Please repeat every line of the material below exactly, with nothing changed.

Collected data
======
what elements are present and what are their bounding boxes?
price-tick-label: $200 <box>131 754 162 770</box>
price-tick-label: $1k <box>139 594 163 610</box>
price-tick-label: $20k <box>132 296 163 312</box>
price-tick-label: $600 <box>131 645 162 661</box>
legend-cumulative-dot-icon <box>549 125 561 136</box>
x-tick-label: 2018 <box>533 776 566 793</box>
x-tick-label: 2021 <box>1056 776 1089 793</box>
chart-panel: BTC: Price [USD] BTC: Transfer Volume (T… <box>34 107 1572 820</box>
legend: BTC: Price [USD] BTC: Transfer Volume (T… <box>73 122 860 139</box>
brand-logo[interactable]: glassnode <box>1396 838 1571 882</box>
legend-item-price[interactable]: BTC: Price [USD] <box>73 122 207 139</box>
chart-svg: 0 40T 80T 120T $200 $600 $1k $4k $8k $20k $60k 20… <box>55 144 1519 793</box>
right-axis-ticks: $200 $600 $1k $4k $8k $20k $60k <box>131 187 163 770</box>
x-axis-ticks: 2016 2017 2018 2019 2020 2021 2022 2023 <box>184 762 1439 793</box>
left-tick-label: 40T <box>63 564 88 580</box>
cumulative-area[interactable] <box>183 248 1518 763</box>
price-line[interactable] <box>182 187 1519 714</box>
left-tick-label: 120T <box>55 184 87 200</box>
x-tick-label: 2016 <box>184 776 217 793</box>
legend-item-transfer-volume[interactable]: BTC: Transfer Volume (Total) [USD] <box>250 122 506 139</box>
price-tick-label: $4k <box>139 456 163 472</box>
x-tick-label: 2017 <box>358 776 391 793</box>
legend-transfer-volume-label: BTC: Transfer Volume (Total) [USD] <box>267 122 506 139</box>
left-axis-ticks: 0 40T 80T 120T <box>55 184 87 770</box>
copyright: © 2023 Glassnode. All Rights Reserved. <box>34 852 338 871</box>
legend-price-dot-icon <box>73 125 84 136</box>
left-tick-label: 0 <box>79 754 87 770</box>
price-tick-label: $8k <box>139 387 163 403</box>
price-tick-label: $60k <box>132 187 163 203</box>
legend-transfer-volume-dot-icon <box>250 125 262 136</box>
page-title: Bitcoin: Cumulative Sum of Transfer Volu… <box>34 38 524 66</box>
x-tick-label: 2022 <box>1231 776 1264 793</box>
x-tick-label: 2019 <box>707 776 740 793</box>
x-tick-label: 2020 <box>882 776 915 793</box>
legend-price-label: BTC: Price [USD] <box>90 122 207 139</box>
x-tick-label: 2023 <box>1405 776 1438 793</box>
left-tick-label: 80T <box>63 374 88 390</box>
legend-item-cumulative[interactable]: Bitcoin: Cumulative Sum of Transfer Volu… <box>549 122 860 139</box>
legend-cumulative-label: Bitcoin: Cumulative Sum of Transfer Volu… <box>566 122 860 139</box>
======
• **WRITTEN REPLY**
what elements are present and what are their bounding boxes?
price-tick-label: $200 <box>131 754 162 770</box>
price-tick-label: $1k <box>139 594 163 610</box>
price-tick-label: $20k <box>132 296 163 312</box>
price-tick-label: $600 <box>131 645 162 661</box>
legend-cumulative-dot-icon <box>549 125 561 136</box>
x-tick-label: 2018 <box>533 776 566 793</box>
x-tick-label: 2021 <box>1056 776 1089 793</box>
chart-panel: BTC: Price [USD] BTC: Transfer Volume (T… <box>34 107 1572 820</box>
legend: BTC: Price [USD] BTC: Transfer Volume (T… <box>73 122 860 139</box>
brand-logo[interactable]: glassnode <box>1396 838 1571 882</box>
legend-item-price[interactable]: BTC: Price [USD] <box>73 122 207 139</box>
chart-svg: 0 40T 80T 120T $200 $600 $1k $4k $8k $20k $60k 20… <box>55 144 1519 793</box>
right-axis-ticks: $200 $600 $1k $4k $8k $20k $60k <box>131 187 163 770</box>
x-axis-ticks: 2016 2017 2018 2019 2020 2021 2022 2023 <box>184 762 1439 793</box>
left-tick-label: 40T <box>63 564 88 580</box>
cumulative-area[interactable] <box>183 248 1518 763</box>
price-line[interactable] <box>182 187 1519 714</box>
left-tick-label: 120T <box>55 184 87 200</box>
x-tick-label: 2016 <box>184 776 217 793</box>
legend-item-transfer-volume[interactable]: BTC: Transfer Volume (Total) [USD] <box>250 122 506 139</box>
price-tick-label: $4k <box>139 456 163 472</box>
x-tick-label: 2017 <box>358 776 391 793</box>
legend-transfer-volume-label: BTC: Transfer Volume (Total) [USD] <box>267 122 506 139</box>
left-axis-ticks: 0 40T 80T 120T <box>55 184 87 770</box>
copyright: © 2023 Glassnode. All Rights Reserved. <box>34 852 338 871</box>
legend-price-dot-icon <box>73 125 84 136</box>
left-tick-label: 0 <box>79 754 87 770</box>
price-tick-label: $8k <box>139 387 163 403</box>
price-tick-label: $60k <box>132 187 163 203</box>
legend-transfer-volume-dot-icon <box>250 125 262 136</box>
page-title: Bitcoin: Cumulative Sum of Transfer Volu… <box>34 38 524 66</box>
x-tick-label: 2022 <box>1231 776 1264 793</box>
x-tick-label: 2019 <box>707 776 740 793</box>
x-tick-label: 2020 <box>882 776 915 793</box>
legend-price-label: BTC: Price [USD] <box>90 122 207 139</box>
x-tick-label: 2023 <box>1405 776 1438 793</box>
left-tick-label: 80T <box>63 374 88 390</box>
legend-item-cumulative[interactable]: Bitcoin: Cumulative Sum of Transfer Volu… <box>549 122 860 139</box>
legend-cumulative-label: Bitcoin: Cumulative Sum of Transfer Volu… <box>566 122 860 139</box>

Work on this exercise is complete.